'''

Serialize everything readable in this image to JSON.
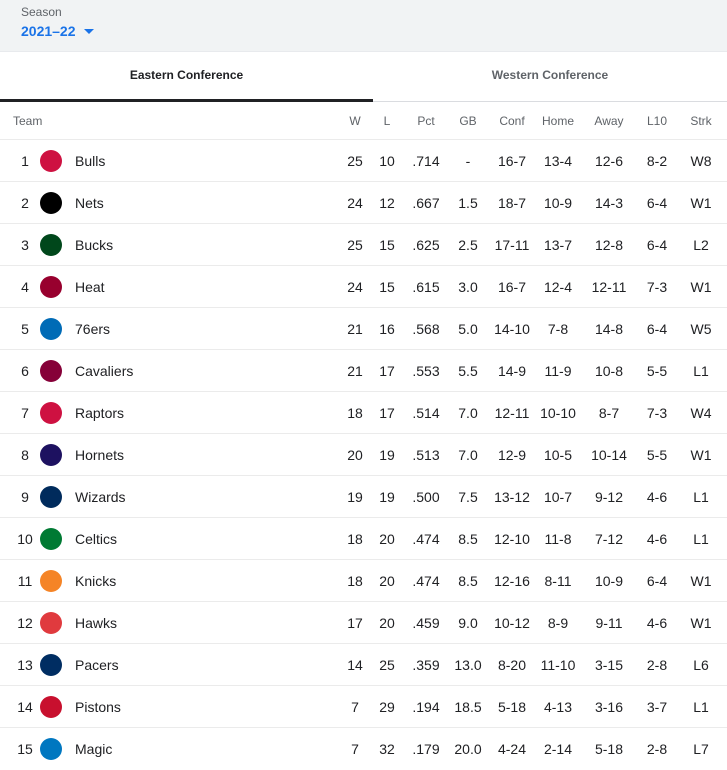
{
  "season": {
    "label": "Season",
    "value": "2021–22"
  },
  "tabs": [
    {
      "label": "Eastern Conference",
      "active": true
    },
    {
      "label": "Western Conference",
      "active": false
    }
  ],
  "columns": [
    "Team",
    "W",
    "L",
    "Pct",
    "GB",
    "Conf",
    "Home",
    "Away",
    "L10",
    "Strk"
  ],
  "teams": [
    {
      "rank": "1",
      "name": "Bulls",
      "w": "25",
      "l": "10",
      "pct": ".714",
      "gb": "-",
      "conf": "16-7",
      "home": "13-4",
      "away": "12-6",
      "l10": "8-2",
      "strk": "W8",
      "logo": "bulls-logo-icon",
      "color": "#ce1141"
    },
    {
      "rank": "2",
      "name": "Nets",
      "w": "24",
      "l": "12",
      "pct": ".667",
      "gb": "1.5",
      "conf": "18-7",
      "home": "10-9",
      "away": "14-3",
      "l10": "6-4",
      "strk": "W1",
      "logo": "nets-logo-icon",
      "color": "#000000"
    },
    {
      "rank": "3",
      "name": "Bucks",
      "w": "25",
      "l": "15",
      "pct": ".625",
      "gb": "2.5",
      "conf": "17-11",
      "home": "13-7",
      "away": "12-8",
      "l10": "6-4",
      "strk": "L2",
      "logo": "bucks-logo-icon",
      "color": "#00471b"
    },
    {
      "rank": "4",
      "name": "Heat",
      "w": "24",
      "l": "15",
      "pct": ".615",
      "gb": "3.0",
      "conf": "16-7",
      "home": "12-4",
      "away": "12-11",
      "l10": "7-3",
      "strk": "W1",
      "logo": "heat-logo-icon",
      "color": "#98002e"
    },
    {
      "rank": "5",
      "name": "76ers",
      "w": "21",
      "l": "16",
      "pct": ".568",
      "gb": "5.0",
      "conf": "14-10",
      "home": "7-8",
      "away": "14-8",
      "l10": "6-4",
      "strk": "W5",
      "logo": "76ers-logo-icon",
      "color": "#006bb6"
    },
    {
      "rank": "6",
      "name": "Cavaliers",
      "w": "21",
      "l": "17",
      "pct": ".553",
      "gb": "5.5",
      "conf": "14-9",
      "home": "11-9",
      "away": "10-8",
      "l10": "5-5",
      "strk": "L1",
      "logo": "cavaliers-logo-icon",
      "color": "#860038"
    },
    {
      "rank": "7",
      "name": "Raptors",
      "w": "18",
      "l": "17",
      "pct": ".514",
      "gb": "7.0",
      "conf": "12-11",
      "home": "10-10",
      "away": "8-7",
      "l10": "7-3",
      "strk": "W4",
      "logo": "raptors-logo-icon",
      "color": "#ce1141"
    },
    {
      "rank": "8",
      "name": "Hornets",
      "w": "20",
      "l": "19",
      "pct": ".513",
      "gb": "7.0",
      "conf": "12-9",
      "home": "10-5",
      "away": "10-14",
      "l10": "5-5",
      "strk": "W1",
      "logo": "hornets-logo-icon",
      "color": "#1d1160"
    },
    {
      "rank": "9",
      "name": "Wizards",
      "w": "19",
      "l": "19",
      "pct": ".500",
      "gb": "7.5",
      "conf": "13-12",
      "home": "10-7",
      "away": "9-12",
      "l10": "4-6",
      "strk": "L1",
      "logo": "wizards-logo-icon",
      "color": "#002b5c"
    },
    {
      "rank": "10",
      "name": "Celtics",
      "w": "18",
      "l": "20",
      "pct": ".474",
      "gb": "8.5",
      "conf": "12-10",
      "home": "11-8",
      "away": "7-12",
      "l10": "4-6",
      "strk": "L1",
      "logo": "celtics-logo-icon",
      "color": "#007a33"
    },
    {
      "rank": "11",
      "name": "Knicks",
      "w": "18",
      "l": "20",
      "pct": ".474",
      "gb": "8.5",
      "conf": "12-16",
      "home": "8-11",
      "away": "10-9",
      "l10": "6-4",
      "strk": "W1",
      "logo": "knicks-logo-icon",
      "color": "#f58426"
    },
    {
      "rank": "12",
      "name": "Hawks",
      "w": "17",
      "l": "20",
      "pct": ".459",
      "gb": "9.0",
      "conf": "10-12",
      "home": "8-9",
      "away": "9-11",
      "l10": "4-6",
      "strk": "W1",
      "logo": "hawks-logo-icon",
      "color": "#e03a3e"
    },
    {
      "rank": "13",
      "name": "Pacers",
      "w": "14",
      "l": "25",
      "pct": ".359",
      "gb": "13.0",
      "conf": "8-20",
      "home": "11-10",
      "away": "3-15",
      "l10": "2-8",
      "strk": "L6",
      "logo": "pacers-logo-icon",
      "color": "#002d62"
    },
    {
      "rank": "14",
      "name": "Pistons",
      "w": "7",
      "l": "29",
      "pct": ".194",
      "gb": "18.5",
      "conf": "5-18",
      "home": "4-13",
      "away": "3-16",
      "l10": "3-7",
      "strk": "L1",
      "logo": "pistons-logo-icon",
      "color": "#c8102e"
    },
    {
      "rank": "15",
      "name": "Magic",
      "w": "7",
      "l": "32",
      "pct": ".179",
      "gb": "20.0",
      "conf": "4-24",
      "home": "2-14",
      "away": "5-18",
      "l10": "2-8",
      "strk": "L7",
      "logo": "magic-logo-icon",
      "color": "#0077c0"
    }
  ]
}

'''

- REQUEST
Write out the full set of lines verbatim, without the pictures.

- SOLUTION TO THIS EXERCISE
Serialize everything readable in this image to JSON.
{
  "season": {
    "label": "Season",
    "value": "2021–22"
  },
  "tabs": [
    {
      "label": "Eastern Conference",
      "active": true
    },
    {
      "label": "Western Conference",
      "active": false
    }
  ],
  "columns": [
    "Team",
    "W",
    "L",
    "Pct",
    "GB",
    "Conf",
    "Home",
    "Away",
    "L10",
    "Strk"
  ],
  "teams": [
    {
      "rank": "1",
      "name": "Bulls",
      "w": "25",
      "l": "10",
      "pct": ".714",
      "gb": "-",
      "conf": "16-7",
      "home": "13-4",
      "away": "12-6",
      "l10": "8-2",
      "strk": "W8",
      "logo": "bulls-logo-icon",
      "color": "#ce1141"
    },
    {
      "rank": "2",
      "name": "Nets",
      "w": "24",
      "l": "12",
      "pct": ".667",
      "gb": "1.5",
      "conf": "18-7",
      "home": "10-9",
      "away": "14-3",
      "l10": "6-4",
      "strk": "W1",
      "logo": "nets-logo-icon",
      "color": "#000000"
    },
    {
      "rank": "3",
      "name": "Bucks",
      "w": "25",
      "l": "15",
      "pct": ".625",
      "gb": "2.5",
      "conf": "17-11",
      "home": "13-7",
      "away": "12-8",
      "l10": "6-4",
      "strk": "L2",
      "logo": "bucks-logo-icon",
      "color": "#00471b"
    },
    {
      "rank": "4",
      "name": "Heat",
      "w": "24",
      "l": "15",
      "pct": ".615",
      "gb": "3.0",
      "conf": "16-7",
      "home": "12-4",
      "away": "12-11",
      "l10": "7-3",
      "strk": "W1",
      "logo": "heat-logo-icon",
      "color": "#98002e"
    },
    {
      "rank": "5",
      "name": "76ers",
      "w": "21",
      "l": "16",
      "pct": ".568",
      "gb": "5.0",
      "conf": "14-10",
      "home": "7-8",
      "away": "14-8",
      "l10": "6-4",
      "strk": "W5",
      "logo": "76ers-logo-icon",
      "color": "#006bb6"
    },
    {
      "rank": "6",
      "name": "Cavaliers",
      "w": "21",
      "l": "17",
      "pct": ".553",
      "gb": "5.5",
      "conf": "14-9",
      "home": "11-9",
      "away": "10-8",
      "l10": "5-5",
      "strk": "L1",
      "logo": "cavaliers-logo-icon",
      "color": "#860038"
    },
    {
      "rank": "7",
      "name": "Raptors",
      "w": "18",
      "l": "17",
      "pct": ".514",
      "gb": "7.0",
      "conf": "12-11",
      "home": "10-10",
      "away": "8-7",
      "l10": "7-3",
      "strk": "W4",
      "logo": "raptors-logo-icon",
      "color": "#ce1141"
    },
    {
      "rank": "8",
      "name": "Hornets",
      "w": "20",
      "l": "19",
      "pct": ".513",
      "gb": "7.0",
      "conf": "12-9",
      "home": "10-5",
      "away": "10-14",
      "l10": "5-5",
      "strk": "W1",
      "logo": "hornets-logo-icon",
      "color": "#1d1160"
    },
    {
      "rank": "9",
      "name": "Wizards",
      "w": "19",
      "l": "19",
      "pct": ".500",
      "gb": "7.5",
      "conf": "13-12",
      "home": "10-7",
      "away": "9-12",
      "l10": "4-6",
      "strk": "L1",
      "logo": "wizards-logo-icon",
      "color": "#002b5c"
    },
    {
      "rank": "10",
      "name": "Celtics",
      "w": "18",
      "l": "20",
      "pct": ".474",
      "gb": "8.5",
      "conf": "12-10",
      "home": "11-8",
      "away": "7-12",
      "l10": "4-6",
      "strk": "L1",
      "logo": "celtics-logo-icon",
      "color": "#007a33"
    },
    {
      "rank": "11",
      "name": "Knicks",
      "w": "18",
      "l": "20",
      "pct": ".474",
      "gb": "8.5",
      "conf": "12-16",
      "home": "8-11",
      "away": "10-9",
      "l10": "6-4",
      "strk": "W1",
      "logo": "knicks-logo-icon",
      "color": "#f58426"
    },
    {
      "rank": "12",
      "name": "Hawks",
      "w": "17",
      "l": "20",
      "pct": ".459",
      "gb": "9.0",
      "conf": "10-12",
      "home": "8-9",
      "away": "9-11",
      "l10": "4-6",
      "strk": "W1",
      "logo": "hawks-logo-icon",
      "color": "#e03a3e"
    },
    {
      "rank": "13",
      "name": "Pacers",
      "w": "14",
      "l": "25",
      "pct": ".359",
      "gb": "13.0",
      "conf": "8-20",
      "home": "11-10",
      "away": "3-15",
      "l10": "2-8",
      "strk": "L6",
      "logo": "pacers-logo-icon",
      "color": "#002d62"
    },
    {
      "rank": "14",
      "name": "Pistons",
      "w": "7",
      "l": "29",
      "pct": ".194",
      "gb": "18.5",
      "conf": "5-18",
      "home": "4-13",
      "away": "3-16",
      "l10": "3-7",
      "strk": "L1",
      "logo": "pistons-logo-icon",
      "color": "#c8102e"
    },
    {
      "rank": "15",
      "name": "Magic",
      "w": "7",
      "l": "32",
      "pct": ".179",
      "gb": "20.0",
      "conf": "4-24",
      "home": "2-14",
      "away": "5-18",
      "l10": "2-8",
      "strk": "L7",
      "logo": "magic-logo-icon",
      "color": "#0077c0"
    }
  ]
}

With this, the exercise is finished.